● **Source data**
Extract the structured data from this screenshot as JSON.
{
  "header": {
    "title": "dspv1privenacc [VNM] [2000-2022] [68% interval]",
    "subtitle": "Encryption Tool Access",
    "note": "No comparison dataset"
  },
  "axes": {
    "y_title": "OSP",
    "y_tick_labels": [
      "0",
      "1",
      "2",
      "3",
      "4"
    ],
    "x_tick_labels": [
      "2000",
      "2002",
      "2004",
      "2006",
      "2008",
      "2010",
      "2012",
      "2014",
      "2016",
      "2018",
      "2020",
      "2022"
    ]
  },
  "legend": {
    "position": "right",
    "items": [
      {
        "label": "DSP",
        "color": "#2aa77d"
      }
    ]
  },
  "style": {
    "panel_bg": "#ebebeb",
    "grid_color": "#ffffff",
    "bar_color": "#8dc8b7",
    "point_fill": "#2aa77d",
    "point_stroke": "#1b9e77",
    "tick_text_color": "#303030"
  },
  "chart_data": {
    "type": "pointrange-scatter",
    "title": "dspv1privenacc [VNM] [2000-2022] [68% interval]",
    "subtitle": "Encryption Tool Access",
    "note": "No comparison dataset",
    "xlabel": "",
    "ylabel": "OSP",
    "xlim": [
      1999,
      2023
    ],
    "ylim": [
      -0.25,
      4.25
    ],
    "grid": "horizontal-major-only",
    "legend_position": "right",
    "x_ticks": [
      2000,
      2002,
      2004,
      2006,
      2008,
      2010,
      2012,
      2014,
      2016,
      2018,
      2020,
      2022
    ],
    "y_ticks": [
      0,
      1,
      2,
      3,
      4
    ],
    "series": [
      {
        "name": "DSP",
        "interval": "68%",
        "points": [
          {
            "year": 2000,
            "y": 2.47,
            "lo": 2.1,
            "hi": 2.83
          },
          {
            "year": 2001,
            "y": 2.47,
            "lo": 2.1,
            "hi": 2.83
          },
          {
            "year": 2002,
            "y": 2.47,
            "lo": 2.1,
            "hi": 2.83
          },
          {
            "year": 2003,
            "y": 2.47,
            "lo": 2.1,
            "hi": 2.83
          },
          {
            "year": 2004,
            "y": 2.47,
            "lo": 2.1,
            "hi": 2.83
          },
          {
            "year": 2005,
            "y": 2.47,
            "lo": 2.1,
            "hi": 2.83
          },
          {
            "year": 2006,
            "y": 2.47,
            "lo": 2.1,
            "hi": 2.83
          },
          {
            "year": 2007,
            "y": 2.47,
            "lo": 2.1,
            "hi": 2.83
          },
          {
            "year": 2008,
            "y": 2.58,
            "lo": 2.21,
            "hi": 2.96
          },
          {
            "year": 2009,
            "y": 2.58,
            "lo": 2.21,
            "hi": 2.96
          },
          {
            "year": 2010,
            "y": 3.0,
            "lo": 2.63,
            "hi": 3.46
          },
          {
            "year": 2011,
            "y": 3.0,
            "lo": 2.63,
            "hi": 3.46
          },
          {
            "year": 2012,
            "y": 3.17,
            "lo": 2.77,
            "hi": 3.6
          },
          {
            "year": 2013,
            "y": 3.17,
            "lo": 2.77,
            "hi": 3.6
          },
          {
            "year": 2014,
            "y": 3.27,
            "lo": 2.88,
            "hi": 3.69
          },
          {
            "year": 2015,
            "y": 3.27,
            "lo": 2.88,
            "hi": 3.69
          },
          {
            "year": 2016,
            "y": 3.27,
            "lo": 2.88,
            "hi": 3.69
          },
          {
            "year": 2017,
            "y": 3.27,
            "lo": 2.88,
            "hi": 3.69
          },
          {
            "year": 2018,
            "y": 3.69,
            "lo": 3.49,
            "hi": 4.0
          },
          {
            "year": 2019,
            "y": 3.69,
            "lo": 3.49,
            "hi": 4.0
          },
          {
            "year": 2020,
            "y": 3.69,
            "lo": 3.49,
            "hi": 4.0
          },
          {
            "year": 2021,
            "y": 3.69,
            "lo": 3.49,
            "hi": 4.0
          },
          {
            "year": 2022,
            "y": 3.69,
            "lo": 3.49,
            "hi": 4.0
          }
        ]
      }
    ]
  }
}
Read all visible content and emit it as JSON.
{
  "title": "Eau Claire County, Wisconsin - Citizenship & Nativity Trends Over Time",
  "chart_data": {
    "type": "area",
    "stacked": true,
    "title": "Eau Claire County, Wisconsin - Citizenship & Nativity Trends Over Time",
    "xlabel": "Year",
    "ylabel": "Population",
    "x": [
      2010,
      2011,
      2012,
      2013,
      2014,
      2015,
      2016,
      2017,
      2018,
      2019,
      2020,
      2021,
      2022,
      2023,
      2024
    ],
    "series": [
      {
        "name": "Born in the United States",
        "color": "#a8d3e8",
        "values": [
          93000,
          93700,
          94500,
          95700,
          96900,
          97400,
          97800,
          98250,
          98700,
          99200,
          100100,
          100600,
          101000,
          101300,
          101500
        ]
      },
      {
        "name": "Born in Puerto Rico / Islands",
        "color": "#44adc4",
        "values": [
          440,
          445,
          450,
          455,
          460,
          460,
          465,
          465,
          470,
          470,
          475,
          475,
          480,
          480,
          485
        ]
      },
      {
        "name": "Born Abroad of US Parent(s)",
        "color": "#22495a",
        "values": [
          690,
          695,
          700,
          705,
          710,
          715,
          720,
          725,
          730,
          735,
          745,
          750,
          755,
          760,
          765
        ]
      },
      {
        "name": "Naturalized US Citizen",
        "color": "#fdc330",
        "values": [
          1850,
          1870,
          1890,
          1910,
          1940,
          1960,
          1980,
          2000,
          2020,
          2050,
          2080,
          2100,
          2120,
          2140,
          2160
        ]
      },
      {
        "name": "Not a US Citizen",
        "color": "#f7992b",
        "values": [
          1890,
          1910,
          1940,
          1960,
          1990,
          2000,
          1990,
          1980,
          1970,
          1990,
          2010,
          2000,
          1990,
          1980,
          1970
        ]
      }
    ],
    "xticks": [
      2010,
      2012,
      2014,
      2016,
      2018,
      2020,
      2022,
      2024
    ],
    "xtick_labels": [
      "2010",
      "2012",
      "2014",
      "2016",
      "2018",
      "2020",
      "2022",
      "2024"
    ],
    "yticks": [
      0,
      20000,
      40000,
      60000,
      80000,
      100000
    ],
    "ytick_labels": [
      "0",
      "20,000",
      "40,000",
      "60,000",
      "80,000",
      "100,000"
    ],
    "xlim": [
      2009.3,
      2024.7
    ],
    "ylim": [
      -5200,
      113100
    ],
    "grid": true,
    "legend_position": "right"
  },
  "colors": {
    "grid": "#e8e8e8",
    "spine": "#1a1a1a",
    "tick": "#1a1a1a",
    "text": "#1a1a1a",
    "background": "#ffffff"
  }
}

● **Given task**
Scan the material above for the word "County". Copy each line where it occurs.

● **Complete response**
  "title": "Eau Claire County, Wisconsin - Citizenship & Nativity Trends Over Time",
    "title": "Eau Claire County, Wisconsin - Citizenship & Nativity Trends Over Time",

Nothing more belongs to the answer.